Your objective: Search the records below for the word "Check". Pull out each line that has it.
###
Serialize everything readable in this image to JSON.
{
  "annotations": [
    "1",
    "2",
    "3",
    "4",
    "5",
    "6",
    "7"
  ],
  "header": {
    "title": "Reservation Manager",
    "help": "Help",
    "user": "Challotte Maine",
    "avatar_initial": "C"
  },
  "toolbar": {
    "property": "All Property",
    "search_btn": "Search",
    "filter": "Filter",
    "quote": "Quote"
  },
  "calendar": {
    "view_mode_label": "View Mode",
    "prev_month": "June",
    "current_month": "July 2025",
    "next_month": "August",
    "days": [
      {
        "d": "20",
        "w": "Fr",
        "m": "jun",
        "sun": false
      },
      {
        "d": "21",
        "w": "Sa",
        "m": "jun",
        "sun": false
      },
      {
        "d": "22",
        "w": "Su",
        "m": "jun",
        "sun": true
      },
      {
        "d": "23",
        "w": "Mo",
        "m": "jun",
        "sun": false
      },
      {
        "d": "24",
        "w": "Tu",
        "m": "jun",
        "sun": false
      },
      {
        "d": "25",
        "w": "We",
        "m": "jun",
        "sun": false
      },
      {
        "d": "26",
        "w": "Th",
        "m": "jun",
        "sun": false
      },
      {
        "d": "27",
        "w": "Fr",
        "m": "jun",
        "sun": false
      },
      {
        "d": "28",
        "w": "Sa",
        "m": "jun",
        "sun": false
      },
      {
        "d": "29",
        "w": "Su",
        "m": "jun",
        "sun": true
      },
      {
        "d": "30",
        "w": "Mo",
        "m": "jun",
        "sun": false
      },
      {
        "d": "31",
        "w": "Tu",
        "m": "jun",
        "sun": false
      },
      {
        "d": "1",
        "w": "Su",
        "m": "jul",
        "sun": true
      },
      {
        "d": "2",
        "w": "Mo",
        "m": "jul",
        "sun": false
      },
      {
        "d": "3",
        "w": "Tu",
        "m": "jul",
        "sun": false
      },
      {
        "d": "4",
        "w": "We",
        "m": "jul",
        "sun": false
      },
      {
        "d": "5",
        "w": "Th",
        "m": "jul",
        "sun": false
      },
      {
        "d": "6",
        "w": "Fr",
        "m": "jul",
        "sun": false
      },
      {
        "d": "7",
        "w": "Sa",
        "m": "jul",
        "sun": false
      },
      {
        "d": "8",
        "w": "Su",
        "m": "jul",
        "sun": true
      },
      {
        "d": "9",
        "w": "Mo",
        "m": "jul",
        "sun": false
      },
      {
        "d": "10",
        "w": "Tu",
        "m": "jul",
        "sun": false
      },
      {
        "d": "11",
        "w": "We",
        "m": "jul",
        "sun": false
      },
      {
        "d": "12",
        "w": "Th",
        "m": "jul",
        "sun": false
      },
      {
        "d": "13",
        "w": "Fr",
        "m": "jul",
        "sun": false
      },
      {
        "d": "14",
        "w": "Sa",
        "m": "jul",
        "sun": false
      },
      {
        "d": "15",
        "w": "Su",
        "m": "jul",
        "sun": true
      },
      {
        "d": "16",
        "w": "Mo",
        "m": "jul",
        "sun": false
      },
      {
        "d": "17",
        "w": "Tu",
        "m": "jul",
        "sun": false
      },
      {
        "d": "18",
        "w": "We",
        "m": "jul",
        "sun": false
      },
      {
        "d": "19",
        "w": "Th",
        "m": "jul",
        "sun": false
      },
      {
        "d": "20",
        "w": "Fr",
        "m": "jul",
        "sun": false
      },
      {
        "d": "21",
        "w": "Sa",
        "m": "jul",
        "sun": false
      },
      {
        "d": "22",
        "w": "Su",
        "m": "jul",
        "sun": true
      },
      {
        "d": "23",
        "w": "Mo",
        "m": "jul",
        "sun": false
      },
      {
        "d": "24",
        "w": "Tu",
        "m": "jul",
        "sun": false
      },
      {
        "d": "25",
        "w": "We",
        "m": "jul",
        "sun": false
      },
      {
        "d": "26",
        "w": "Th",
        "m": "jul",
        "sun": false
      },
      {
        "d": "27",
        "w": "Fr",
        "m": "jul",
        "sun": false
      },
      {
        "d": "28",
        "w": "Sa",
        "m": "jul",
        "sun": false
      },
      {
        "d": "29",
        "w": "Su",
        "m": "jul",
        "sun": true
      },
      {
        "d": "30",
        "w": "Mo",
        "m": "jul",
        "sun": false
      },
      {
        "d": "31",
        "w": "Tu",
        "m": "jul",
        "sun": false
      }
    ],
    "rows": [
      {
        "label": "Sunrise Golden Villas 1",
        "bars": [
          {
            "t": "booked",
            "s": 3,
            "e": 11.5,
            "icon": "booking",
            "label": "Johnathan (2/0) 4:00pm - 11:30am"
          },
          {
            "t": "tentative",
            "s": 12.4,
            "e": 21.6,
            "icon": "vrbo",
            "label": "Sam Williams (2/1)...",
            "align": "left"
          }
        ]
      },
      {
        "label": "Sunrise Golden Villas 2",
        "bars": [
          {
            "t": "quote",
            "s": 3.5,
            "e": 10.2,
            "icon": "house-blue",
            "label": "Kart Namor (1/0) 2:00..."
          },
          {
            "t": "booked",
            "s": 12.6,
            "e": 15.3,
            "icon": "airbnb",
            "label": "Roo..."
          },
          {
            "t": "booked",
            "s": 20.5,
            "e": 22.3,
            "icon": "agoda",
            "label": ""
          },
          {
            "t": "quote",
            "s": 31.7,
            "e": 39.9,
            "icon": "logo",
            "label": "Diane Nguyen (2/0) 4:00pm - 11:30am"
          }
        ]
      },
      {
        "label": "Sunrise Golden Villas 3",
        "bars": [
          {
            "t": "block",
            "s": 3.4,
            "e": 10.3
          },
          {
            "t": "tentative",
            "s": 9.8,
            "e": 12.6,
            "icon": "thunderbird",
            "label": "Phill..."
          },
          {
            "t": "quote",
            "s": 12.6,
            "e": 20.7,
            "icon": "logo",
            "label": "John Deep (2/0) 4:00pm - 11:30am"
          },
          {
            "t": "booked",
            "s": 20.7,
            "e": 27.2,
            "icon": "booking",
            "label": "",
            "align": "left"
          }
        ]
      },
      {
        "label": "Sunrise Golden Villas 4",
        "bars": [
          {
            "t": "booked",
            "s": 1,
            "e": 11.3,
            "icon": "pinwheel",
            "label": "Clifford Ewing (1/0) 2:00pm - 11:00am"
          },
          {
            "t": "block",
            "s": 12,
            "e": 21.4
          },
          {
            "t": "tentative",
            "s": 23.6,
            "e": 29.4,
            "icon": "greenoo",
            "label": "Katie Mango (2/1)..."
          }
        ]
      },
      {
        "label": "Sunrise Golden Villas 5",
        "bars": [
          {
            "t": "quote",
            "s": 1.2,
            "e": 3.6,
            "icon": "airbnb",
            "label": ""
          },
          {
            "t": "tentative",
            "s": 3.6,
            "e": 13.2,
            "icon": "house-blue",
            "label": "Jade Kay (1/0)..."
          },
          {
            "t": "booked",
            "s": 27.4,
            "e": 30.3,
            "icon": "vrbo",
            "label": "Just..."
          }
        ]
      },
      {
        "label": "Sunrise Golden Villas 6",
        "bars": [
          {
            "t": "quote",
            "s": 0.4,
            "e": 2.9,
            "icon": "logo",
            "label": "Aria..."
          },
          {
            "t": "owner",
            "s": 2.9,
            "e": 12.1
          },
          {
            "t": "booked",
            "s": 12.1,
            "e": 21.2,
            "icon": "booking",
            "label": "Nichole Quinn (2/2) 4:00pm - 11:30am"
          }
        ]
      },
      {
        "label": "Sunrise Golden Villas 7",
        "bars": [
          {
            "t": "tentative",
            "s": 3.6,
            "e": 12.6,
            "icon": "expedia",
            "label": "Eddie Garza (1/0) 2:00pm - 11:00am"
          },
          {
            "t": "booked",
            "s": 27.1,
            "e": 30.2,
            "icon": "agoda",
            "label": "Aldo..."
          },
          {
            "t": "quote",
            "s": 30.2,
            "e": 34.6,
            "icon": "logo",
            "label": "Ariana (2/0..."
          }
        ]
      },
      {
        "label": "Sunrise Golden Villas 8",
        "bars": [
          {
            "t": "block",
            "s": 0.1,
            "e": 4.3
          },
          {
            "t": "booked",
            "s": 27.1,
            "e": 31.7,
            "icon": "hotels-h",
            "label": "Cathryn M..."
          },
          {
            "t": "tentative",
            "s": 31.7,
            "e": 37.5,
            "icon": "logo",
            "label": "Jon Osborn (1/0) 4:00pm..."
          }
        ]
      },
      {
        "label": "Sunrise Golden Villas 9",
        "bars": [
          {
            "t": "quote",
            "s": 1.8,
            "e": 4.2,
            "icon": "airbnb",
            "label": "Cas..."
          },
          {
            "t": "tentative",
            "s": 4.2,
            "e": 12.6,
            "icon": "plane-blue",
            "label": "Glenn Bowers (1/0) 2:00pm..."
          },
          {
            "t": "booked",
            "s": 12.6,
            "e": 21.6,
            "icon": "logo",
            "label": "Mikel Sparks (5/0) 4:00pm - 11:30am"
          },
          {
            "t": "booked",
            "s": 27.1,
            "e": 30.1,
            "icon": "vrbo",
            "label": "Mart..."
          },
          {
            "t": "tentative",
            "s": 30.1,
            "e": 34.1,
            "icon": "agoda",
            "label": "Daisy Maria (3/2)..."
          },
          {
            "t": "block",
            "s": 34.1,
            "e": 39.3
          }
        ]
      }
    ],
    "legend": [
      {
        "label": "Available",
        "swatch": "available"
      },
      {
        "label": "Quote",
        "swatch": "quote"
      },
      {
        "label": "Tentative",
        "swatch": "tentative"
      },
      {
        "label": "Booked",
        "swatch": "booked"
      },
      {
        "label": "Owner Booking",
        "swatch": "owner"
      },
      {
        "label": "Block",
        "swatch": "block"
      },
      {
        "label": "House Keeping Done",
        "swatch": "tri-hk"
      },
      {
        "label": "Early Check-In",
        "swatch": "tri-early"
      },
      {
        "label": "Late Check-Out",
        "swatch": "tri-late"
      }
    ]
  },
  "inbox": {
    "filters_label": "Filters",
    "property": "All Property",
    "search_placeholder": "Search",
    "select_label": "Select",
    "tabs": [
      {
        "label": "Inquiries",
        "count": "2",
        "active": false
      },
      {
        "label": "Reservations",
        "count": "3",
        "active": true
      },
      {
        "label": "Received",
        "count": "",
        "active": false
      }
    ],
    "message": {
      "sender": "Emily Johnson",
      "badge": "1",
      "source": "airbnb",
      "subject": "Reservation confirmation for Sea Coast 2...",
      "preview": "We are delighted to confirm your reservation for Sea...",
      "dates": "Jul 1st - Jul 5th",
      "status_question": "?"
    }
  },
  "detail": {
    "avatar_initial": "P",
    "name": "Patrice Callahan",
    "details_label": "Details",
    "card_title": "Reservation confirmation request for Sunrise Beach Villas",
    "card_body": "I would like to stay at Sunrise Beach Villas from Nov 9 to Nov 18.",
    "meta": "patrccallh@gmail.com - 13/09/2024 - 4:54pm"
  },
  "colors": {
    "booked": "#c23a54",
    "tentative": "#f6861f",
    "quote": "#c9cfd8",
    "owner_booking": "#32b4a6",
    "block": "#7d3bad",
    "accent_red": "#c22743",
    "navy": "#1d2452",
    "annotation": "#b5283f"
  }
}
###
Solution:
        "label": "Early Check-In",
        "label": "Late Check-Out",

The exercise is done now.